-- Start of PROVIDED ENTRIES --

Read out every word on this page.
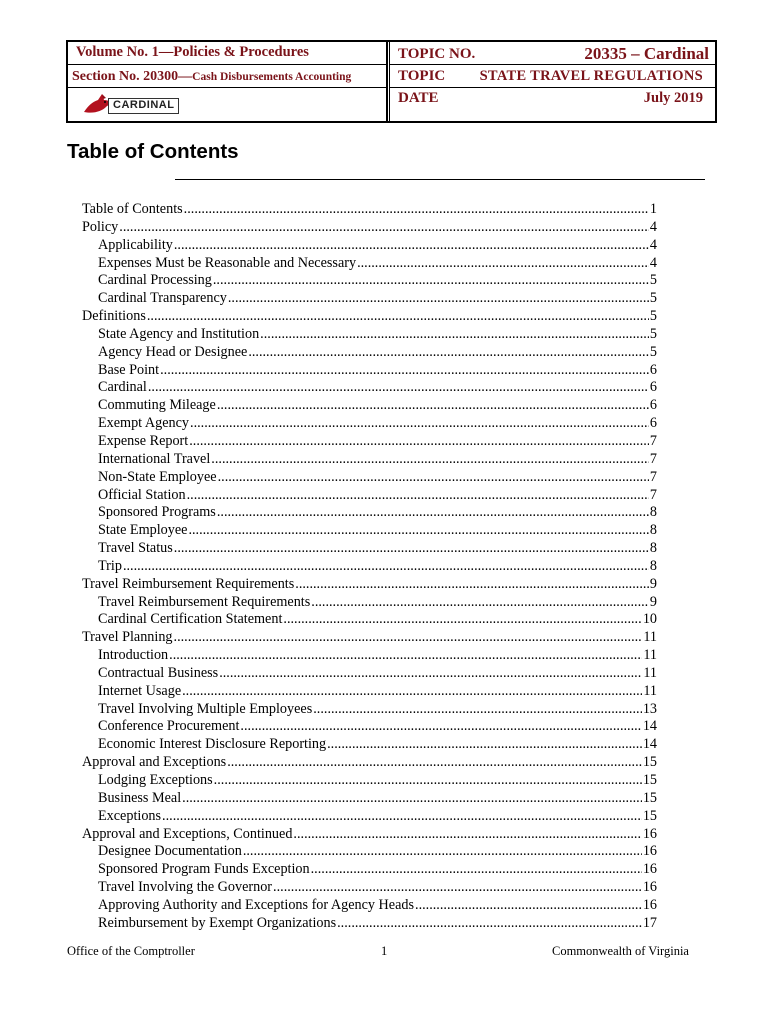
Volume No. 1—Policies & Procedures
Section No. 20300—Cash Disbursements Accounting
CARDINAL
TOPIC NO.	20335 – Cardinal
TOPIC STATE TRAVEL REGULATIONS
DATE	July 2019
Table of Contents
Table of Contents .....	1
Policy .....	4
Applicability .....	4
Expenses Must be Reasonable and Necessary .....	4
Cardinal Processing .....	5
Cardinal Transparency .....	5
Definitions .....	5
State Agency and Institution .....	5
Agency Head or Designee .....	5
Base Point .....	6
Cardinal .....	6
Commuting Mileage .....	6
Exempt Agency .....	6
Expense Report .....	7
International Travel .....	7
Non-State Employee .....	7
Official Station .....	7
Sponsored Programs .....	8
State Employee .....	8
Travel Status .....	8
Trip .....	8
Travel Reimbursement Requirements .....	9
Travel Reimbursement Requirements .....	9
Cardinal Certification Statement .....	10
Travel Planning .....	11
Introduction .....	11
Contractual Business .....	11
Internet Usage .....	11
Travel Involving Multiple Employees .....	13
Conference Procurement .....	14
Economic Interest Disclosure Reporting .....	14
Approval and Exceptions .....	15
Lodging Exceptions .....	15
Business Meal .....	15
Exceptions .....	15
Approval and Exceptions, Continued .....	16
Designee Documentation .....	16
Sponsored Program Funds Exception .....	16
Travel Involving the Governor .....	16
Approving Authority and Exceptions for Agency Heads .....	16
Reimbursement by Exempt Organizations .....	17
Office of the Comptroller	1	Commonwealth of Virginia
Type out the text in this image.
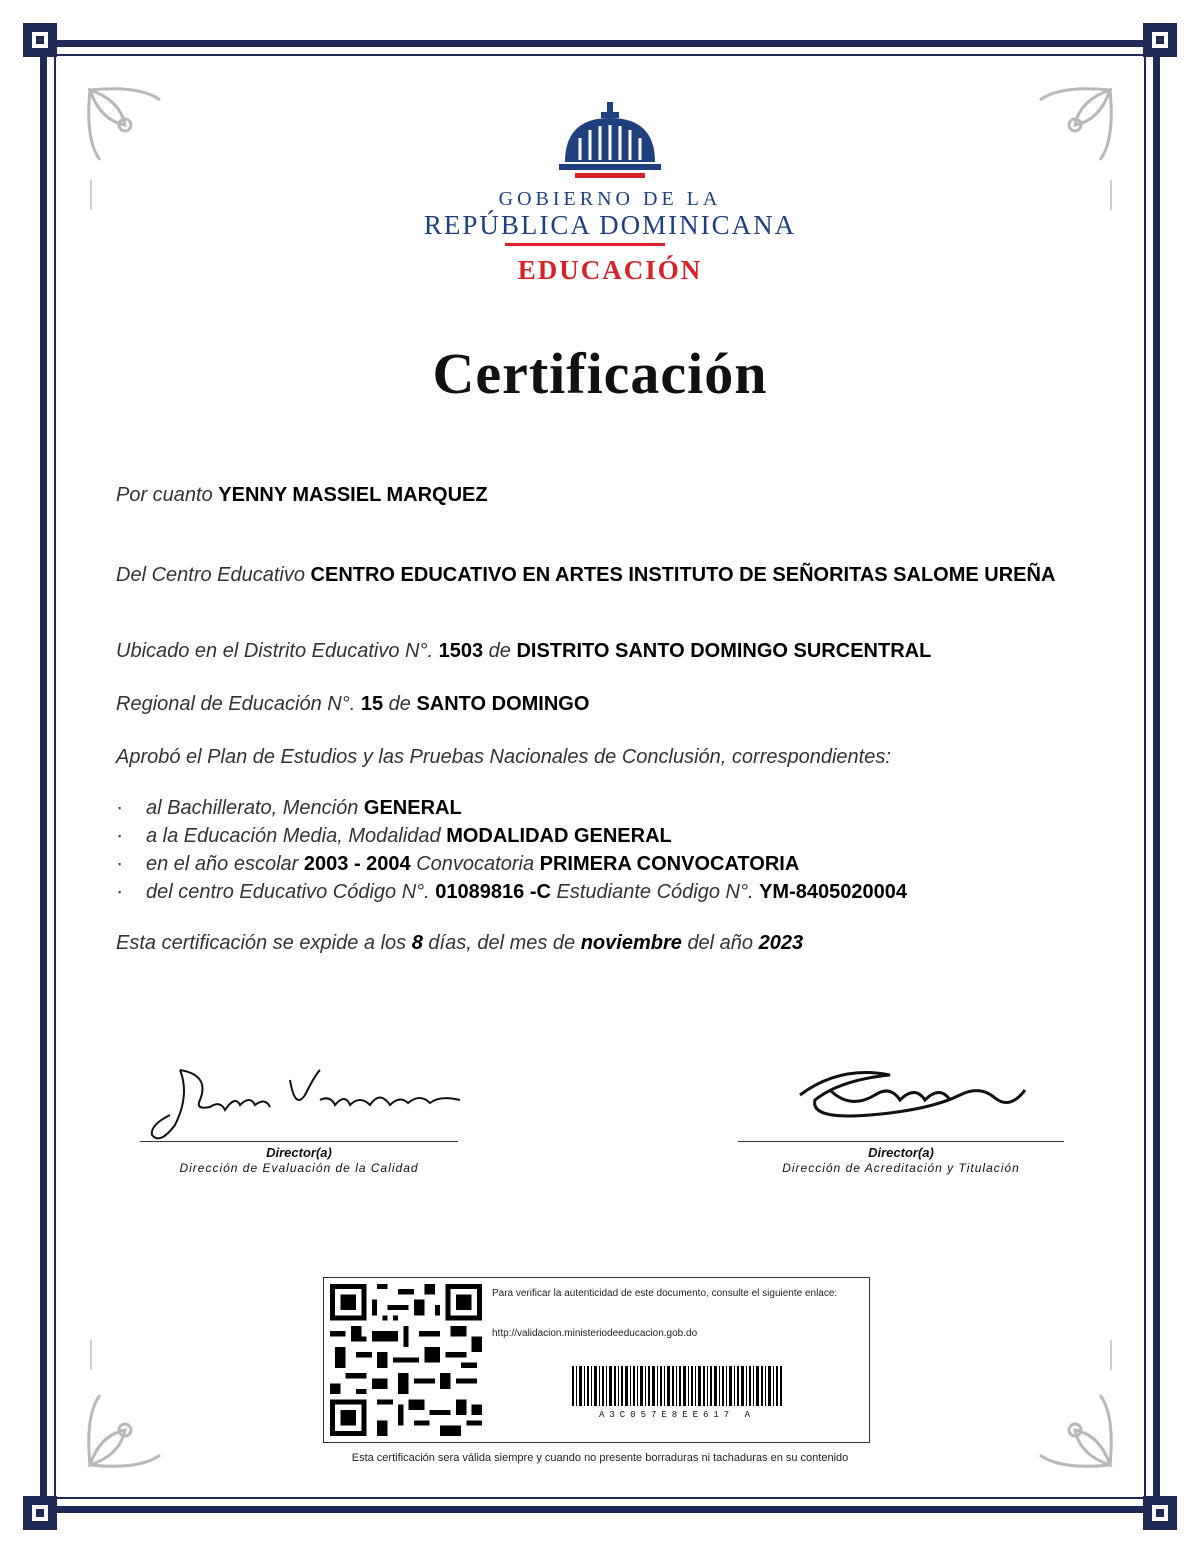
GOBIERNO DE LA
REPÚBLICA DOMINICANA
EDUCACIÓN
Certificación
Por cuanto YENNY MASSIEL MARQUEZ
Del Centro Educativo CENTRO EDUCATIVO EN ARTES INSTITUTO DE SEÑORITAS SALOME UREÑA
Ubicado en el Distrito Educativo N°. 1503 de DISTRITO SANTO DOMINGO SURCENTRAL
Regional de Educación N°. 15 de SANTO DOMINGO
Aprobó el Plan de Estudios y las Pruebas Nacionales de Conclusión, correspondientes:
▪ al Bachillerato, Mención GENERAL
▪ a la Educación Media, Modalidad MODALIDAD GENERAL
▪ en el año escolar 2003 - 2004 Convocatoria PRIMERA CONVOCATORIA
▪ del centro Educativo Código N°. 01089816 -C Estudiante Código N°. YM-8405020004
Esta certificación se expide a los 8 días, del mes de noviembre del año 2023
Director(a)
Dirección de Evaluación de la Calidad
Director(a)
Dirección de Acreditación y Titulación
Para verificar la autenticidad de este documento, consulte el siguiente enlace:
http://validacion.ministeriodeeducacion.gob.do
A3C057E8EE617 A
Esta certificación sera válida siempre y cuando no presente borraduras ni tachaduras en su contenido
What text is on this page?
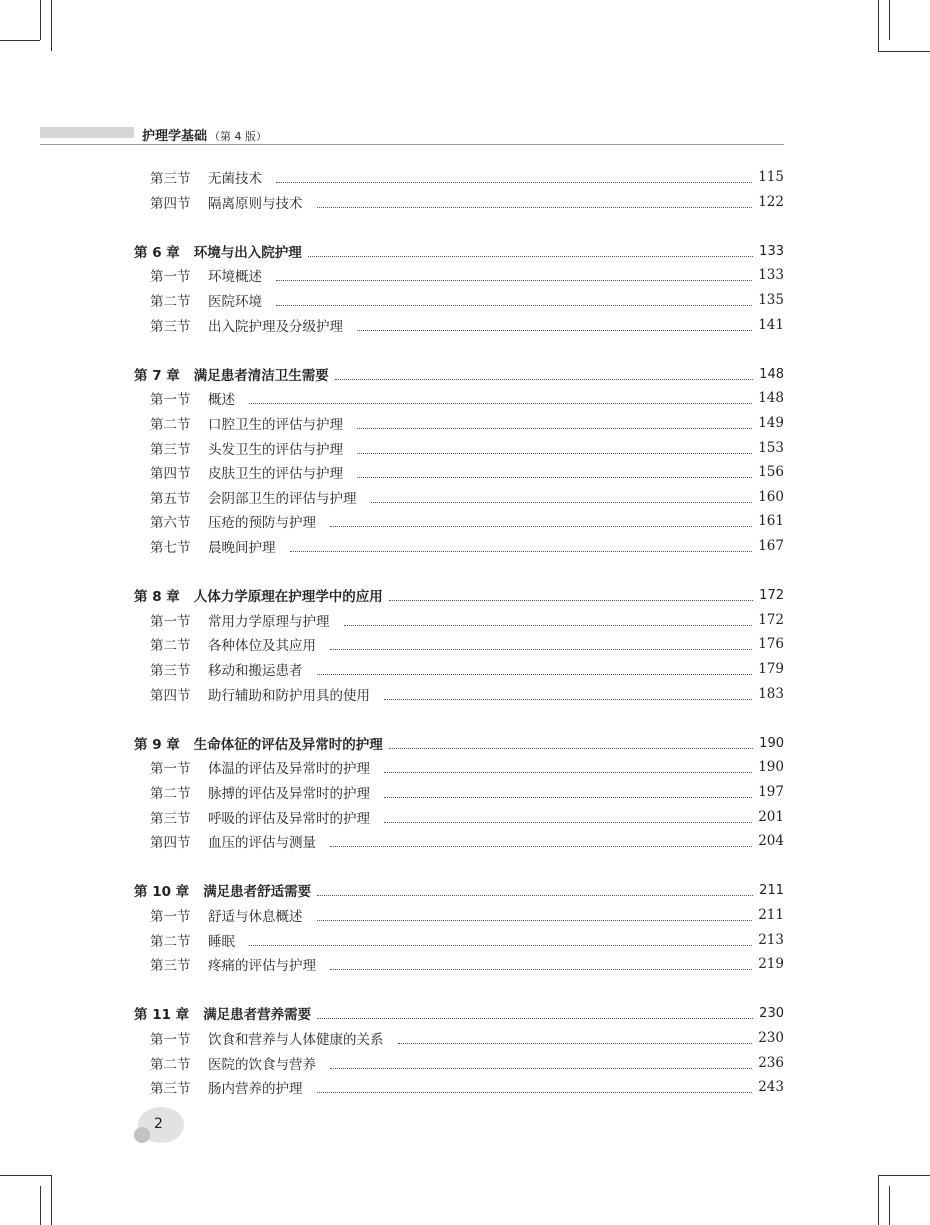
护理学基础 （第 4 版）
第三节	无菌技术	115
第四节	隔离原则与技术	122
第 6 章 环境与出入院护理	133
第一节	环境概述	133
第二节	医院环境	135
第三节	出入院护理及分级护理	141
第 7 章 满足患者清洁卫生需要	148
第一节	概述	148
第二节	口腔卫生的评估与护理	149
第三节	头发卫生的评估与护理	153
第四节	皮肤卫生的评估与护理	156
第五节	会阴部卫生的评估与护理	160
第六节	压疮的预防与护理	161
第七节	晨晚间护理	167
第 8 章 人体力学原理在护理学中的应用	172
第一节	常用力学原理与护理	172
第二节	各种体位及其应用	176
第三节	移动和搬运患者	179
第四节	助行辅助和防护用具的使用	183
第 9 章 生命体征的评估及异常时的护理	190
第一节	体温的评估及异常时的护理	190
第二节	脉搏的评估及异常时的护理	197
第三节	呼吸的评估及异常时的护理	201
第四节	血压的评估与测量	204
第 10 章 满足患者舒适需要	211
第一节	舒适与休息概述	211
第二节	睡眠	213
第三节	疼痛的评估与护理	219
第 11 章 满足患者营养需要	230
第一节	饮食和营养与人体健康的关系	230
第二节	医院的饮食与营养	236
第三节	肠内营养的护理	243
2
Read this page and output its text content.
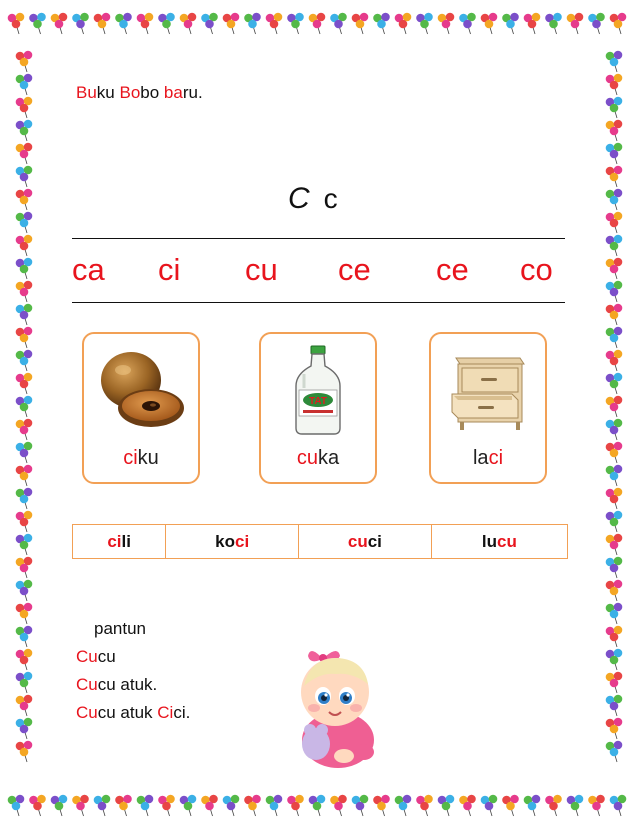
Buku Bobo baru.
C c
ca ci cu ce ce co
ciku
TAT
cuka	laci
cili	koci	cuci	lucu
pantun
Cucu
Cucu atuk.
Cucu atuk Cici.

-- End of PROVIDED ENTRIES --

▸ **YOUR GOAL**
Tally the lines of the preceding listing in which the word "Read" appears; state nothing but the total.

▸ **THE REPLY**
2